WORK REQUIRED >> Print every line of the entries below unchanged, character for character, but leave out the pictures.

──────────────────────────────

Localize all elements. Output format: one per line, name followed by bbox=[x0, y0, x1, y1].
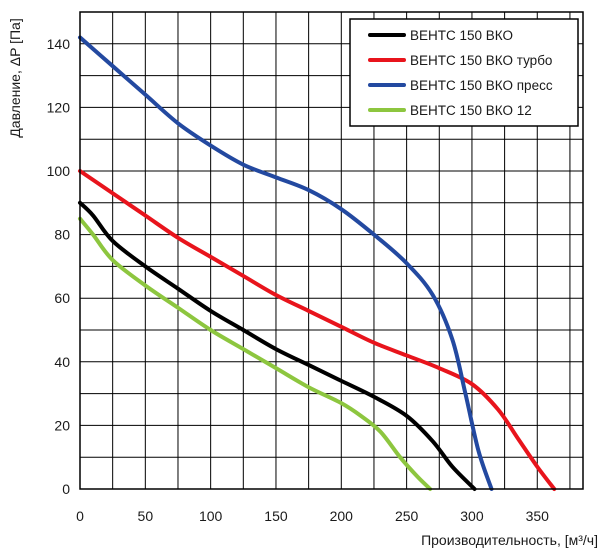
x-tick-label: 300 bbox=[460, 508, 484, 524]
y-tick-label: 140 bbox=[47, 36, 71, 52]
y-tick-label: 0 bbox=[62, 481, 70, 497]
series-line-3 bbox=[78, 35, 494, 491]
series-line-1 bbox=[78, 200, 477, 491]
y-tick-label: 40 bbox=[54, 354, 70, 370]
x-tick-label: 0 bbox=[76, 508, 84, 524]
legend-label: ВЕНТС 150 ВКО bbox=[410, 28, 513, 43]
y-tick-label: 60 bbox=[54, 290, 70, 306]
legend-label: ВЕНТС 150 ВКО 12 bbox=[410, 103, 532, 118]
plot-area-border bbox=[79, 11, 584, 490]
y-tick-label: 80 bbox=[54, 227, 70, 243]
x-tick-label: 250 bbox=[395, 508, 419, 524]
series-lines bbox=[78, 35, 557, 491]
series-line-4 bbox=[78, 216, 433, 491]
x-tick-label: 150 bbox=[264, 508, 288, 524]
x-axis-label: Производительность, [м³/ч] bbox=[421, 532, 598, 548]
y-tick-label: 100 bbox=[47, 163, 71, 179]
y-tick-label: 20 bbox=[54, 417, 70, 433]
legend: ВЕНТС 150 ВКО ВЕНТС 150 ВКО турбо ВЕНТС 15… bbox=[349, 18, 579, 127]
x-tick-label: 350 bbox=[526, 508, 550, 524]
legend-label: ВЕНТС 150 ВКО турбо bbox=[410, 53, 552, 68]
series-line-2 bbox=[78, 169, 557, 491]
y-tick-label: 120 bbox=[47, 99, 71, 115]
y-axis-ticks: 0 20 40 60 80 100 120 140 bbox=[47, 36, 71, 497]
x-tick-label: 100 bbox=[199, 508, 223, 524]
x-axis-ticks: 0 50 100 150 200 250 300 350 bbox=[76, 508, 549, 524]
y-axis-label: Давление, ΔP [Па] bbox=[7, 18, 23, 137]
x-tick-label: 50 bbox=[138, 508, 154, 524]
x-tick-label: 200 bbox=[330, 508, 354, 524]
legend-label: ВЕНТС 150 ВКО пресс bbox=[410, 78, 553, 93]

──────────────────────────────

RESULT FOR THIS TASK >>
Localize all elements. Output format: one per line, name followed by bbox=[x0, y0, x1, y1].
x-tick-label: 300 bbox=[460, 508, 484, 524]
y-tick-label: 140 bbox=[47, 36, 71, 52]
y-tick-label: 0 bbox=[62, 481, 70, 497]
series-line-3 bbox=[78, 35, 494, 491]
series-line-1 bbox=[78, 200, 477, 491]
y-tick-label: 40 bbox=[54, 354, 70, 370]
x-tick-label: 0 bbox=[76, 508, 84, 524]
legend-label: ВЕНТС 150 ВКО bbox=[410, 28, 513, 43]
y-tick-label: 60 bbox=[54, 290, 70, 306]
legend-label: ВЕНТС 150 ВКО 12 bbox=[410, 103, 532, 118]
plot-area-border bbox=[79, 11, 584, 490]
y-tick-label: 80 bbox=[54, 227, 70, 243]
x-tick-label: 250 bbox=[395, 508, 419, 524]
series-lines bbox=[78, 35, 557, 491]
series-line-4 bbox=[78, 216, 433, 491]
x-tick-label: 150 bbox=[264, 508, 288, 524]
x-axis-label: Производительность, [м³/ч] bbox=[421, 532, 598, 548]
y-tick-label: 100 bbox=[47, 163, 71, 179]
y-tick-label: 20 bbox=[54, 417, 70, 433]
legend: ВЕНТС 150 ВКО ВЕНТС 150 ВКО турбо ВЕНТС 15… bbox=[349, 18, 579, 127]
x-tick-label: 350 bbox=[526, 508, 550, 524]
legend-label: ВЕНТС 150 ВКО турбо bbox=[410, 53, 552, 68]
series-line-2 bbox=[78, 169, 557, 491]
y-tick-label: 120 bbox=[47, 99, 71, 115]
y-axis-ticks: 0 20 40 60 80 100 120 140 bbox=[47, 36, 71, 497]
x-tick-label: 100 bbox=[199, 508, 223, 524]
x-axis-ticks: 0 50 100 150 200 250 300 350 bbox=[76, 508, 549, 524]
y-axis-label: Давление, ΔP [Па] bbox=[7, 18, 23, 137]
x-tick-label: 50 bbox=[138, 508, 154, 524]
x-tick-label: 200 bbox=[330, 508, 354, 524]
legend-label: ВЕНТС 150 ВКО пресс bbox=[410, 78, 553, 93]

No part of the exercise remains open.